* _GOAL_
What is the number of lines in these entries that include "source"? Write that number and no other text.

* _DATASET CONTENT_
———

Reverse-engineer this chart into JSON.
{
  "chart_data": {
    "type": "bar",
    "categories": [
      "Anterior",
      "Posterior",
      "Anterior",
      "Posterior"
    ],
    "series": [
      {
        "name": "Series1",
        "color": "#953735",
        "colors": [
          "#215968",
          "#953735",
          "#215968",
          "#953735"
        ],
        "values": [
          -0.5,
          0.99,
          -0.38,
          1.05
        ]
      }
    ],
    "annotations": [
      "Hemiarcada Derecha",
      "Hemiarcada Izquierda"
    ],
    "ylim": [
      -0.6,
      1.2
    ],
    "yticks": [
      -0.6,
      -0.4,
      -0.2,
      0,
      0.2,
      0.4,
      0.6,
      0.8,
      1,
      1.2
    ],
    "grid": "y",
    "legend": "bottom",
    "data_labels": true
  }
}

———

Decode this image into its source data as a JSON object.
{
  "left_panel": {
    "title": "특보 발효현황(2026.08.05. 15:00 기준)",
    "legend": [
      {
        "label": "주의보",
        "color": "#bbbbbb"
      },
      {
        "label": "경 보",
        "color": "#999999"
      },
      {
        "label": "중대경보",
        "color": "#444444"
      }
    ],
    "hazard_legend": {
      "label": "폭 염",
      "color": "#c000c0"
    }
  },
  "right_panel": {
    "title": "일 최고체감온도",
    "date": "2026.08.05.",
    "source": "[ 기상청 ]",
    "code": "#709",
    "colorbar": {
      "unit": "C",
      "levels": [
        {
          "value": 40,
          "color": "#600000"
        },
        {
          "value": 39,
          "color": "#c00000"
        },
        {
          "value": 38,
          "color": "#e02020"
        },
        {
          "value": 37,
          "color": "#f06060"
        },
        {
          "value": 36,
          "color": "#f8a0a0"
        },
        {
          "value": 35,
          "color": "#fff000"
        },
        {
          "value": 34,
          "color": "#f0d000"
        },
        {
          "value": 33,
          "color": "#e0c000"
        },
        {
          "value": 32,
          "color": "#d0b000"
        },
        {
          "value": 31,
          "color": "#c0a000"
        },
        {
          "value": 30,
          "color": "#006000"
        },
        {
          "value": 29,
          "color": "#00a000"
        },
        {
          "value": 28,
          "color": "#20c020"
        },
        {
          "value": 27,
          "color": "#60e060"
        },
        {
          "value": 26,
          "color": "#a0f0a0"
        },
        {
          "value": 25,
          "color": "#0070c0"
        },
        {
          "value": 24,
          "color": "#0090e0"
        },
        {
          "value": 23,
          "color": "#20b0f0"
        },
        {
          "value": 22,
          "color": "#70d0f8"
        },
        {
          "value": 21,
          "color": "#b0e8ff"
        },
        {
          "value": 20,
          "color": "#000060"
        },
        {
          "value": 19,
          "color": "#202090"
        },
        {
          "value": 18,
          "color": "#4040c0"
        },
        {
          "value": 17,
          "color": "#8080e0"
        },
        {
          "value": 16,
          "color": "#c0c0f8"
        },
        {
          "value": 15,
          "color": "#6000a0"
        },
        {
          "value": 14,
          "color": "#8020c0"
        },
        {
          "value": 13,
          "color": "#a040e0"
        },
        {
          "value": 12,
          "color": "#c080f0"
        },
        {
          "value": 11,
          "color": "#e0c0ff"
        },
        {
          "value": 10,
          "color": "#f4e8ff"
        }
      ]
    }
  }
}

———

* _SOLUTION TO THE EXERCISE_
2